This procedure computes a classification into certain object pixels (2), uncertain pixels (3) and certain occlusion pixels (4). In a second step, every pixel classified as (3) in the vicinity of a pixel classified as (4) is also set to (4). Finally, every pixel classified as (4) is removed from the input data.

Appendix B: Training of Color/Depth Weights

A rather clumsy property of Jordt and Koch (2011) are the manually chosen weights for color and depth errors. Because of the novel formulation of (10) and (13), the depth error function does not have to be weighted, so the color weight λ _c (see Eq. (13)) is the only hyper parameter in this method. The selection of color/depth weights is a general problem that appears in the fusion of different errors from various domains to one fitness value, due to the lack of a common metric. Without additional information, a depth error value can not be compared to an error value in the color space. A fused error function simply adding up these error values in their current domain is likely to disregard one of the domains at hand.

A common tool to handle this problem is to define a certainty measure in each domain via the variance of a Gaussian distribution (Kim et al. 2009) or a cost function derived from it (Bartczak and Koch 2009). Once, every color and depth measurement is equipped with a cost or a distribution, a sound solution can be formulated by calculating the maximum likelihood of the given measurements or the cost minimum respectively. Although based on statistics, it can be shown that in the end an optimum calculated that way is equivalent to the minimum of the weighted squared error functions, given the correct weight.

▸ **Actions to take**:
- a) List every citation to another work that appears in the excerpt, with its year.
- b) Answer from the excerpt:
(i) What happens to every pixel classified as (4) at the end of the procedure?
(ii) What is the only hyper parameter in the method?
(iii) According to the excerpt, what is Kim et al. (2009) cited for?
The data comes from a different source than the excerpt.

▸ **Provided information**:

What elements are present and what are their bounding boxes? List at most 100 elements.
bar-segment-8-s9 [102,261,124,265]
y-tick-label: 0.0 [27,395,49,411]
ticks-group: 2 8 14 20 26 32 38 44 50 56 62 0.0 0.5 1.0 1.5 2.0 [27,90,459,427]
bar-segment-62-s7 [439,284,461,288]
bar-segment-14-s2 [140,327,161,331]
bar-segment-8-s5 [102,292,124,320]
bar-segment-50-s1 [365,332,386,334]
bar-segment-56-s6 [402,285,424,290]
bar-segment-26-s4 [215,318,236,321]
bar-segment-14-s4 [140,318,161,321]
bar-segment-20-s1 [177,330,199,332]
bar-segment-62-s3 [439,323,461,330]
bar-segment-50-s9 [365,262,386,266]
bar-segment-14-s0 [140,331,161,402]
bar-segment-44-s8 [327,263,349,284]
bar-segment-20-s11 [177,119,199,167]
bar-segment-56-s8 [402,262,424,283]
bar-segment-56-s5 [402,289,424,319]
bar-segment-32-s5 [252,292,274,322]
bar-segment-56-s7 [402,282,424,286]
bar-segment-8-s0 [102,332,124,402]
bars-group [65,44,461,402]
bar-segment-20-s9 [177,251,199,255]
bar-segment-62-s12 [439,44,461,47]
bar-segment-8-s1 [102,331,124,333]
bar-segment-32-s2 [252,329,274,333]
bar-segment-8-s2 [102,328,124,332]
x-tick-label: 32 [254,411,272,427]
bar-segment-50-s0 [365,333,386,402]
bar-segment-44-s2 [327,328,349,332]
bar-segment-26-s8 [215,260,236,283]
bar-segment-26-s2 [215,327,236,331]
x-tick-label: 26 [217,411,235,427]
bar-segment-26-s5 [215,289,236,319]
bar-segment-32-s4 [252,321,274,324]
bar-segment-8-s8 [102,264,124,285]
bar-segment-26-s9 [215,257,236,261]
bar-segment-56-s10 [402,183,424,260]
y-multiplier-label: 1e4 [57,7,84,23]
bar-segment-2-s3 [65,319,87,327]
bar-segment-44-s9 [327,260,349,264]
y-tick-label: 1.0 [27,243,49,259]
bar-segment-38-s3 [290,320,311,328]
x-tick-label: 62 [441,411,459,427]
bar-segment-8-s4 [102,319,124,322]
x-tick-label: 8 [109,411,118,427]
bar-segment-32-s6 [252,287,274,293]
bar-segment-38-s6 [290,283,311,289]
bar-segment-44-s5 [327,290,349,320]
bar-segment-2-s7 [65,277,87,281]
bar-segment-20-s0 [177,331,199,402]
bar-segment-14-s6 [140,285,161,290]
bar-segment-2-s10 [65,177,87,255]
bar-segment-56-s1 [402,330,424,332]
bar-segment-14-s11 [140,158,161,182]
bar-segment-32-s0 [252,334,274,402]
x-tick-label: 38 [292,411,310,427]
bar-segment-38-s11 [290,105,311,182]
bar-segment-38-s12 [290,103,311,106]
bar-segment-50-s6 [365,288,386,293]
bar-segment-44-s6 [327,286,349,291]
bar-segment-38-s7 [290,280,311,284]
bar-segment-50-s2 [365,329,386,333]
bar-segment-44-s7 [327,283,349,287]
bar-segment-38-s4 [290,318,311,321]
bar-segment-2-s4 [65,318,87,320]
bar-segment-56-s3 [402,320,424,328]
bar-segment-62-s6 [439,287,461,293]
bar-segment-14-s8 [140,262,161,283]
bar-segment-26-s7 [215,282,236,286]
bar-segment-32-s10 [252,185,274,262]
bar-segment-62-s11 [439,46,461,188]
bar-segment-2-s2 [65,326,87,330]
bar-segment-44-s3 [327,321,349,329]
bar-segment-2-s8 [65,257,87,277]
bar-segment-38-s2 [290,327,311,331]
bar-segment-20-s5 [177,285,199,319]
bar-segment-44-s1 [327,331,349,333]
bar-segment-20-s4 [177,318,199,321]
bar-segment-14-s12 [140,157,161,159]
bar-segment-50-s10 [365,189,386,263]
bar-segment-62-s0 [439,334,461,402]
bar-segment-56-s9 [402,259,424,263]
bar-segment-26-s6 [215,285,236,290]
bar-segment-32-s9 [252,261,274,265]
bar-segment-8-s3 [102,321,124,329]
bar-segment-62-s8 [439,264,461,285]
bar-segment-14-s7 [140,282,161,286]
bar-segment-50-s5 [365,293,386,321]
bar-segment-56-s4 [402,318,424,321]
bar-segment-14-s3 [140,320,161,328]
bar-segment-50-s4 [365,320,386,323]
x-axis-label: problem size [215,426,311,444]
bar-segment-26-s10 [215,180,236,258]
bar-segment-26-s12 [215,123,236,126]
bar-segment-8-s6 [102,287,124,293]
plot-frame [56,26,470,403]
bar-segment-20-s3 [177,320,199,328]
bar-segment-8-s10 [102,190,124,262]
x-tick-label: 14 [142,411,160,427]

▸ **Numbered responses**:
- a)
Jordt and Koch (2011)
Kim et al. (2009)
Bartczak and Koch (2009)

- b)
(i) It is removed from the input data.
(ii) The color weight λ_c.
(iii) Defining a certainty measure in each domain via the variance of a Gaussian distribution.